------ LISTING ------
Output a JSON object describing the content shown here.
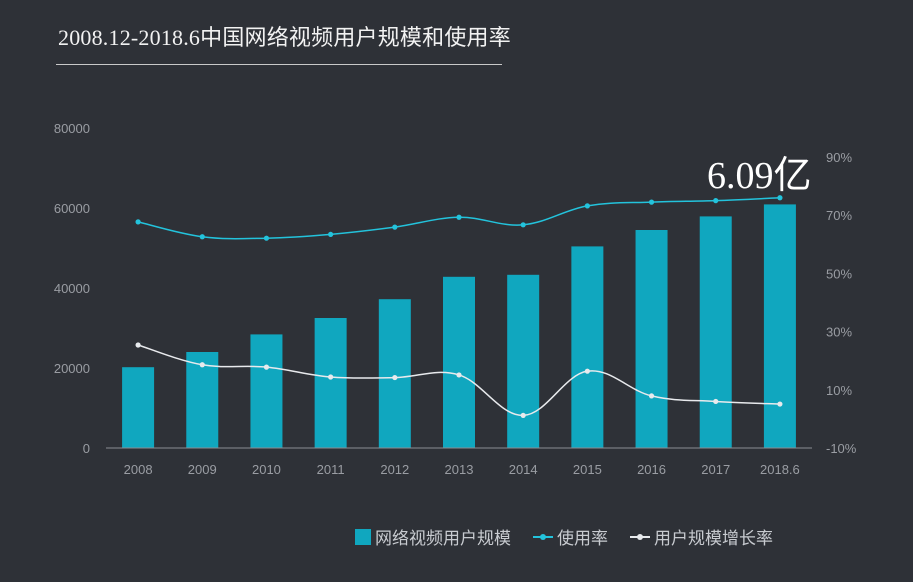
{
  "title": "2008.12-2018.6中国网络视频用户规模和使用率",
  "callout": "6.09亿",
  "legend": {
    "bar_label": "网络视频用户规模",
    "usage_label": "使用率",
    "growth_label": "用户规模增长率"
  },
  "colors": {
    "background": "#2e3137",
    "bar": "#10a7bf",
    "usage_line": "#23c3dc",
    "growth_line": "#e8eaed",
    "axis_text": "#9a9da3"
  },
  "chart_data": {
    "type": "bar",
    "categories": [
      "2008",
      "2009",
      "2010",
      "2011",
      "2012",
      "2013",
      "2014",
      "2015",
      "2016",
      "2017",
      "2018.6"
    ],
    "y_left": {
      "ticks": [
        "0",
        "20000",
        "40000",
        "60000",
        "80000"
      ],
      "range": [
        0,
        80000
      ]
    },
    "y_right": {
      "ticks": [
        "-10%",
        "10%",
        "30%",
        "50%",
        "70%",
        "90%"
      ],
      "range": [
        -10,
        90
      ]
    },
    "series": [
      {
        "name": "网络视频用户规模",
        "type": "bar",
        "axis": "left",
        "values": [
          20200,
          24000,
          28400,
          32500,
          37200,
          42800,
          43300,
          50400,
          54500,
          57900,
          60900
        ]
      },
      {
        "name": "使用率",
        "type": "line",
        "axis": "right",
        "values": [
          67.7,
          62.6,
          62.1,
          63.4,
          65.9,
          69.3,
          66.7,
          73.2,
          74.5,
          75.0,
          76.0
        ]
      },
      {
        "name": "用户规模增长率",
        "type": "line",
        "axis": "right",
        "values": [
          25.4,
          18.6,
          17.8,
          14.4,
          14.2,
          15.1,
          1.2,
          16.4,
          7.9,
          6.0,
          5.1
        ]
      }
    ],
    "grid": false,
    "legend_position": "bottom-right"
  }
}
------
Print all of the entries word for word. Omit the pictures they contain.

Output a JSON object describing the content shown here.
{
  "title": "2008.12-2018.6中国网络视频用户规模和使用率",
  "callout": "6.09亿",
  "legend": {
    "bar_label": "网络视频用户规模",
    "usage_label": "使用率",
    "growth_label": "用户规模增长率"
  },
  "colors": {
    "background": "#2e3137",
    "bar": "#10a7bf",
    "usage_line": "#23c3dc",
    "growth_line": "#e8eaed",
    "axis_text": "#9a9da3"
  },
  "chart_data": {
    "type": "bar",
    "categories": [
      "2008",
      "2009",
      "2010",
      "2011",
      "2012",
      "2013",
      "2014",
      "2015",
      "2016",
      "2017",
      "2018.6"
    ],
    "y_left": {
      "ticks": [
        "0",
        "20000",
        "40000",
        "60000",
        "80000"
      ],
      "range": [
        0,
        80000
      ]
    },
    "y_right": {
      "ticks": [
        "-10%",
        "10%",
        "30%",
        "50%",
        "70%",
        "90%"
      ],
      "range": [
        -10,
        90
      ]
    },
    "series": [
      {
        "name": "网络视频用户规模",
        "type": "bar",
        "axis": "left",
        "values": [
          20200,
          24000,
          28400,
          32500,
          37200,
          42800,
          43300,
          50400,
          54500,
          57900,
          60900
        ]
      },
      {
        "name": "使用率",
        "type": "line",
        "axis": "right",
        "values": [
          67.7,
          62.6,
          62.1,
          63.4,
          65.9,
          69.3,
          66.7,
          73.2,
          74.5,
          75.0,
          76.0
        ]
      },
      {
        "name": "用户规模增长率",
        "type": "line",
        "axis": "right",
        "values": [
          25.4,
          18.6,
          17.8,
          14.4,
          14.2,
          15.1,
          1.2,
          16.4,
          7.9,
          6.0,
          5.1
        ]
      }
    ],
    "grid": false,
    "legend_position": "bottom-right"
  }
}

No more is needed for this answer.